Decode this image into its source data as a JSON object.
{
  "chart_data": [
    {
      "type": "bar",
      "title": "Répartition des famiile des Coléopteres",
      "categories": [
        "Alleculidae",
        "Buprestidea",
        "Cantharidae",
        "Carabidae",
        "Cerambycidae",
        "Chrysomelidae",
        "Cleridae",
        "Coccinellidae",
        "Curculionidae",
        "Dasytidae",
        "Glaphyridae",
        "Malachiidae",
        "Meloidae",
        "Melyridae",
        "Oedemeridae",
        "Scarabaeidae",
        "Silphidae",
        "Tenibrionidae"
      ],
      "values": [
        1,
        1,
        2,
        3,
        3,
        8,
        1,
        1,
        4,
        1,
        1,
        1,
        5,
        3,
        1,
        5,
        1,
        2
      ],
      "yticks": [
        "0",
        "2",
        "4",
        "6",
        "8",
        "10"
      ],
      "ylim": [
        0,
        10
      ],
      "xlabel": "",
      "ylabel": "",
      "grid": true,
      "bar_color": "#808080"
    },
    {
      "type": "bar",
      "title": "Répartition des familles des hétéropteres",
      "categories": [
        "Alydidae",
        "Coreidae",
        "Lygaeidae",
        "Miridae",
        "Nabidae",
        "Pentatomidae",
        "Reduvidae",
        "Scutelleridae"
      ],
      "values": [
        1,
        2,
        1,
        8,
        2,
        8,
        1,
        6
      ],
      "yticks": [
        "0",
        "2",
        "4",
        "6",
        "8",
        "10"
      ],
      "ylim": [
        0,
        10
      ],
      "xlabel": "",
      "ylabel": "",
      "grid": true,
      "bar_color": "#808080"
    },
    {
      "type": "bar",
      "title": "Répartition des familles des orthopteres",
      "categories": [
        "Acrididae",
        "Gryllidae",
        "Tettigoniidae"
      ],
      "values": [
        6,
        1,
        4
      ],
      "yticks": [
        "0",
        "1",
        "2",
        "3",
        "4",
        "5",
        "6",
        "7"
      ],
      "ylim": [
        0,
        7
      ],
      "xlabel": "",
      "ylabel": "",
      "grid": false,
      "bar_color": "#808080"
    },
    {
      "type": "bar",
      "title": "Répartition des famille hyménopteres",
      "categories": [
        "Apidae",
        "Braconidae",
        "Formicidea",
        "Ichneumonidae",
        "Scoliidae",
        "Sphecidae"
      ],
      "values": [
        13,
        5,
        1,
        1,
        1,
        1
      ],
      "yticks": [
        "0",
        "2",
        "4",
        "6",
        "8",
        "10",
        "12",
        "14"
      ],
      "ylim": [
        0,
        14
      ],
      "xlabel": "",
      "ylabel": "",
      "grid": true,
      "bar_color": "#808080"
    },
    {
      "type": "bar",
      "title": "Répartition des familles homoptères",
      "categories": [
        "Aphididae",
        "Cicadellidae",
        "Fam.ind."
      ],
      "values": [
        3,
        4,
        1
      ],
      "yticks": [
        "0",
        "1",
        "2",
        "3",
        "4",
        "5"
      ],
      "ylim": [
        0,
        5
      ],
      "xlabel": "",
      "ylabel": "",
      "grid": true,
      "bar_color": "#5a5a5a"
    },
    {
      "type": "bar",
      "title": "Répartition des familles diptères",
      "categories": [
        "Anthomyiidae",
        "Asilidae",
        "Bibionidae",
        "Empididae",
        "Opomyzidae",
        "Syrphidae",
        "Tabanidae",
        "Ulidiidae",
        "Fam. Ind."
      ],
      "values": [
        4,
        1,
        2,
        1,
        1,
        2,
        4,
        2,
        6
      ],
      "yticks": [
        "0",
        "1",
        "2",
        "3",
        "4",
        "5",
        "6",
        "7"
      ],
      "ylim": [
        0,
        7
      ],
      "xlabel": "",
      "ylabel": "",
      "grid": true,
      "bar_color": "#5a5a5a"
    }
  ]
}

—————

_YOUR GOAL_: Each entry above is to be set down again in exactly the same words.

_EXERCISE ANSWER_:
Decode this image into its source data as a JSON object.
{
  "chart_data": [
    {
      "type": "bar",
      "title": "Répartition des famiile des Coléopteres",
      "categories": [
        "Alleculidae",
        "Buprestidea",
        "Cantharidae",
        "Carabidae",
        "Cerambycidae",
        "Chrysomelidae",
        "Cleridae",
        "Coccinellidae",
        "Curculionidae",
        "Dasytidae",
        "Glaphyridae",
        "Malachiidae",
        "Meloidae",
        "Melyridae",
        "Oedemeridae",
        "Scarabaeidae",
        "Silphidae",
        "Tenibrionidae"
      ],
      "values": [
        1,
        1,
        2,
        3,
        3,
        8,
        1,
        1,
        4,
        1,
        1,
        1,
        5,
        3,
        1,
        5,
        1,
        2
      ],
      "yticks": [
        "0",
        "2",
        "4",
        "6",
        "8",
        "10"
      ],
      "ylim": [
        0,
        10
      ],
      "xlabel": "",
      "ylabel": "",
      "grid": true,
      "bar_color": "#808080"
    },
    {
      "type": "bar",
      "title": "Répartition des familles des hétéropteres",
      "categories": [
        "Alydidae",
        "Coreidae",
        "Lygaeidae",
        "Miridae",
        "Nabidae",
        "Pentatomidae",
        "Reduvidae",
        "Scutelleridae"
      ],
      "values": [
        1,
        2,
        1,
        8,
        2,
        8,
        1,
        6
      ],
      "yticks": [
        "0",
        "2",
        "4",
        "6",
        "8",
        "10"
      ],
      "ylim": [
        0,
        10
      ],
      "xlabel": "",
      "ylabel": "",
      "grid": true,
      "bar_color": "#808080"
    },
    {
      "type": "bar",
      "title": "Répartition des familles des orthopteres",
      "categories": [
        "Acrididae",
        "Gryllidae",
        "Tettigoniidae"
      ],
      "values": [
        6,
        1,
        4
      ],
      "yticks": [
        "0",
        "1",
        "2",
        "3",
        "4",
        "5",
        "6",
        "7"
      ],
      "ylim": [
        0,
        7
      ],
      "xlabel": "",
      "ylabel": "",
      "grid": false,
      "bar_color": "#808080"
    },
    {
      "type": "bar",
      "title": "Répartition des famille hyménopteres",
      "categories": [
        "Apidae",
        "Braconidae",
        "Formicidea",
        "Ichneumonidae",
        "Scoliidae",
        "Sphecidae"
      ],
      "values": [
        13,
        5,
        1,
        1,
        1,
        1
      ],
      "yticks": [
        "0",
        "2",
        "4",
        "6",
        "8",
        "10",
        "12",
        "14"
      ],
      "ylim": [
        0,
        14
      ],
      "xlabel": "",
      "ylabel": "",
      "grid": true,
      "bar_color": "#808080"
    },
    {
      "type": "bar",
      "title": "Répartition des familles homoptères",
      "categories": [
        "Aphididae",
        "Cicadellidae",
        "Fam.ind."
      ],
      "values": [
        3,
        4,
        1
      ],
      "yticks": [
        "0",
        "1",
        "2",
        "3",
        "4",
        "5"
      ],
      "ylim": [
        0,
        5
      ],
      "xlabel": "",
      "ylabel": "",
      "grid": true,
      "bar_color": "#5a5a5a"
    },
    {
      "type": "bar",
      "title": "Répartition des familles diptères",
      "categories": [
        "Anthomyiidae",
        "Asilidae",
        "Bibionidae",
        "Empididae",
        "Opomyzidae",
        "Syrphidae",
        "Tabanidae",
        "Ulidiidae",
        "Fam. Ind."
      ],
      "values": [
        4,
        1,
        2,
        1,
        1,
        2,
        4,
        2,
        6
      ],
      "yticks": [
        "0",
        "1",
        "2",
        "3",
        "4",
        "5",
        "6",
        "7"
      ],
      "ylim": [
        0,
        7
      ],
      "xlabel": "",
      "ylabel": "",
      "grid": true,
      "bar_color": "#5a5a5a"
    }
  ]
}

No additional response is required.